2009 Kallah Follow Up Deep Learning Resources
The theme of our Kallah was "Engaging Learners through Deep Learning." The Kallah Follow-Up Committee met to brainstorm a number of strategies that can extend this theme into the year; strategies that can be used during staff meetings and on-site workshops to model examples of engagement activities leading to deeper, more meaningful learning.
The following posting is the beginning of a series of activities and resources we will be posting to this site for you to use with your staff as a training component at future staff meetings. You can download and modify/personalize it so your staff can use it for future planning when constructing learning experiences
Research demonstrates that there is a world of difference between "learning about" and "doing." This holds true for teacher training as well as for teaching children. There is also a threshold at which a new idea or skill is "owned" by the learner, usually after a cycle of demonstration, practice, and rehearsal. For this reason, we suggest that all of these resources be embedded in the following framework:
FRAMING:
An introduction by the education director or workshop leader that reviews the key definitions from Kallah 5770 (Appendix A). You may want to answer the teaser questions under each definition, and relate them to planning future learning experiences.

SUPPLIED ENTRIES:

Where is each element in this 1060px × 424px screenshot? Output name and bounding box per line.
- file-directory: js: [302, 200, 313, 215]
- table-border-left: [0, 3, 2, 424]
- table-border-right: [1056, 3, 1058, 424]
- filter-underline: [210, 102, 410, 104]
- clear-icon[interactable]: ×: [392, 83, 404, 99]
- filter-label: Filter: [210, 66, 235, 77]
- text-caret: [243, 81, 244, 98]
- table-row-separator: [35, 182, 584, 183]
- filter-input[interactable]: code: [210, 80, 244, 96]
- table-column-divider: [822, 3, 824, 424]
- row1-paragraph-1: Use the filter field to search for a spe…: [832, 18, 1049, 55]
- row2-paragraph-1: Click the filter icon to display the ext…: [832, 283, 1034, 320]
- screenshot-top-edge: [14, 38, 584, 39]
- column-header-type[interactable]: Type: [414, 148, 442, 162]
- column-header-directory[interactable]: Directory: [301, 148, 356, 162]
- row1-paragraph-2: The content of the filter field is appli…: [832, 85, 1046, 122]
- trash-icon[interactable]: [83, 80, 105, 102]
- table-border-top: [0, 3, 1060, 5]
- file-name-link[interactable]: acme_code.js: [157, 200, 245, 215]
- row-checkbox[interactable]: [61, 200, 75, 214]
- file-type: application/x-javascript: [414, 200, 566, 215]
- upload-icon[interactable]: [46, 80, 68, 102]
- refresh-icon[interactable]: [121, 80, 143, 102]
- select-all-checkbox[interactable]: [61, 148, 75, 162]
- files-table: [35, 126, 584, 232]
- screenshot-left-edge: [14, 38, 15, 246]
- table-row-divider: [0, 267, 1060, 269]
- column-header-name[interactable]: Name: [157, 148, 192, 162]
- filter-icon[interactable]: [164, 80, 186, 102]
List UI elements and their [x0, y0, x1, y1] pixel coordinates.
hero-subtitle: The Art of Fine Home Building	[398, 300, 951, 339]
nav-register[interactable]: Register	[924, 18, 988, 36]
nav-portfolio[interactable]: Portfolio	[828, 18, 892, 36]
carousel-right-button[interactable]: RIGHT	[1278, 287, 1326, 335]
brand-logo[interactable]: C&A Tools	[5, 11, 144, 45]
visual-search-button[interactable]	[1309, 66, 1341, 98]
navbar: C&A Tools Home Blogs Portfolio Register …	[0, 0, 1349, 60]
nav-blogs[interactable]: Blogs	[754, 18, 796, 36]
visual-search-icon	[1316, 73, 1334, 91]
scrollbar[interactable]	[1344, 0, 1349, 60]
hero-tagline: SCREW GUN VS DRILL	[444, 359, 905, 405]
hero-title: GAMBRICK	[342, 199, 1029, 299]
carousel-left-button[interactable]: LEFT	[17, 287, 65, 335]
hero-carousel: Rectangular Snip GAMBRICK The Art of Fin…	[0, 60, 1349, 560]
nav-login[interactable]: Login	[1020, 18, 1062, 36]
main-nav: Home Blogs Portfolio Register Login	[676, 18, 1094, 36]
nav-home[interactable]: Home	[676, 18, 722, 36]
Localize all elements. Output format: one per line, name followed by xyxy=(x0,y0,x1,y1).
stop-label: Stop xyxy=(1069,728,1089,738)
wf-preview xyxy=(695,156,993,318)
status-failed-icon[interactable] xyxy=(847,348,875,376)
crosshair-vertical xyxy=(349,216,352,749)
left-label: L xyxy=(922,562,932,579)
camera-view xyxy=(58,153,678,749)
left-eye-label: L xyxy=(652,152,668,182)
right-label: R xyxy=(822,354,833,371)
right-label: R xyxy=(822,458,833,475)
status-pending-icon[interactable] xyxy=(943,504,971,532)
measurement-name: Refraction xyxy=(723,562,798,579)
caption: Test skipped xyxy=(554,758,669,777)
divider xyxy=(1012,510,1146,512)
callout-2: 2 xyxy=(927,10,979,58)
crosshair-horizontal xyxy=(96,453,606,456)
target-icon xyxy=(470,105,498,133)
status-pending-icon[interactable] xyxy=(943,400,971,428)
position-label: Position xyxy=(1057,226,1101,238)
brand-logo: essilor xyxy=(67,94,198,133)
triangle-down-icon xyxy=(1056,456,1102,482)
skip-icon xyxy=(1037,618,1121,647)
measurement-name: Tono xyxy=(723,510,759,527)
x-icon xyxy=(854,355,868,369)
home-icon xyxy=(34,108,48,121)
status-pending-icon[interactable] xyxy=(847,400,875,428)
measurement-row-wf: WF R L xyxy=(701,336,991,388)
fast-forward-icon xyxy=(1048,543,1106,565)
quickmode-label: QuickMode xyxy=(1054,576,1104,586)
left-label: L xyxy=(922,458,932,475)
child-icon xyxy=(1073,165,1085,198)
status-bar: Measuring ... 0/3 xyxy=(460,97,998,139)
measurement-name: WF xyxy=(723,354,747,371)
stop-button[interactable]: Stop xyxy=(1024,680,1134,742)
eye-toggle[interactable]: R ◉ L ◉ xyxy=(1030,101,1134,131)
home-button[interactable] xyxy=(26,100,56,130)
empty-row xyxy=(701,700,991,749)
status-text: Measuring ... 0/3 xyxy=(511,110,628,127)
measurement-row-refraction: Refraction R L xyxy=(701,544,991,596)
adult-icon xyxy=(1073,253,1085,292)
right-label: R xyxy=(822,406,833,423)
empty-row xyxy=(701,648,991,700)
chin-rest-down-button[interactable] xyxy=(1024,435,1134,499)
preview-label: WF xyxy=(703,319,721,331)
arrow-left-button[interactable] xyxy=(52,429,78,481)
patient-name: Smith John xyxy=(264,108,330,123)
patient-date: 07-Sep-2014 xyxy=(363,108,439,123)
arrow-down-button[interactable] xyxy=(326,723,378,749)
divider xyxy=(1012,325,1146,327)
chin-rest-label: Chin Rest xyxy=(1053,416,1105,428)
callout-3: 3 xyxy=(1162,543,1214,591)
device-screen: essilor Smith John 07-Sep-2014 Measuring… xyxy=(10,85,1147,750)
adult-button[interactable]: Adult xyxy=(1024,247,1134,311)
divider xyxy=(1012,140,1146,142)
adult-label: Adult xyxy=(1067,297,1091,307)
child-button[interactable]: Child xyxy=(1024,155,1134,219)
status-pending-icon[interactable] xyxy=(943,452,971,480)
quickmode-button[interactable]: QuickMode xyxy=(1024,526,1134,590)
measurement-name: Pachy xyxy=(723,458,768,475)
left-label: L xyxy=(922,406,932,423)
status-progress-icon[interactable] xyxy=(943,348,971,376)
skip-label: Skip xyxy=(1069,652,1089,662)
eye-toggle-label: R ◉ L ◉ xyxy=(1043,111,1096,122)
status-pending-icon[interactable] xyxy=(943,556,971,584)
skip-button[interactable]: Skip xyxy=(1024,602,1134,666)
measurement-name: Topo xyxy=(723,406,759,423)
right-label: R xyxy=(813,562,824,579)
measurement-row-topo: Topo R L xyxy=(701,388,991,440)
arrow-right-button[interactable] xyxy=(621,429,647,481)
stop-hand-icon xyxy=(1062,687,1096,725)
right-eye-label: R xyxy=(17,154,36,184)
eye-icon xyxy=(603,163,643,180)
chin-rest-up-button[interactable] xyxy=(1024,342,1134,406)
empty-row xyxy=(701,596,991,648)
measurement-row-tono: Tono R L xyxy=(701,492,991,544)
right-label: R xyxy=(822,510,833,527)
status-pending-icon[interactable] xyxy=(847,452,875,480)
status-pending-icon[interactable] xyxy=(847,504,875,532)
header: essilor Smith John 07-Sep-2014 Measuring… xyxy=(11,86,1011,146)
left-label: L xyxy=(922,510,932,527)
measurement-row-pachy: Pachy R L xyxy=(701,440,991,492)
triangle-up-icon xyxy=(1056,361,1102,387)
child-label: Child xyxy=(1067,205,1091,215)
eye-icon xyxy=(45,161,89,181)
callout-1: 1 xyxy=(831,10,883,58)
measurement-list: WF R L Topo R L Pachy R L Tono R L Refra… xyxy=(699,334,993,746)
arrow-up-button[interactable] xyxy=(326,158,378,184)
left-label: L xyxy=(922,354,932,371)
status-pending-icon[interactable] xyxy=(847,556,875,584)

TASK SET:
a) Using the Kallah Follow Up text, say whether each statement agrees with it. Answer yes or no for each, and quote the words that decide it.
(i) The theme of the Kallah was "Engaging Learners through Deep Learning."
(ii) The posting is the last in a series of activities and resources.
(iii) The framing introduction reviews key definitions from Kallah 5770.
b) Answer these questions from the Kallah Follow Up text.
(i) Which committee met to brainstorm strategies?
(ii) Who gives the introduction in the framing step?
(iii) Which appendix holds the key definitions?
c) Carry on the Kallah Follow Up text after its last sentence.
The data has no connection to the Kallah Follow Up text.

OUTPUTS FOR THE TASKS:
a)
(i) Yes: "The theme of our Kallah was "Engaging Learners through Deep Learning.""
(ii) No: "The following posting is the beginning of a series of activities and resources"
(iii) Yes: "An introduction by the education director or workshop leader that reviews the key definitions from Kallah 5770 (Appendix A)."

b)
(i) The Kallah Follow-Up Committee
(ii) The education director or workshop leader
(iii) Appendix A

c)
STRATEGY OVERVIEW:
Explain the particular strategy that will be demonstrated and how it adds to engagement or deep learning. You may also give a few general illustrations of where in your particular curriculum the strategy may be placed.
FIRST DEMONSTRATION:
A first demonstration of the strategy with your faculty as themselves (i.e. as adult learners). A debriefing then focuses on the skills and goals.
SECOND DEMONSTRATION:
A second demonstration of the strategy, this time the educators should take the role of their students, thinking about how motivation, content, and language need to be modified to be appropriate for the students' developmental stage. Another debriefing, perhaps in broad grade groupings should follow.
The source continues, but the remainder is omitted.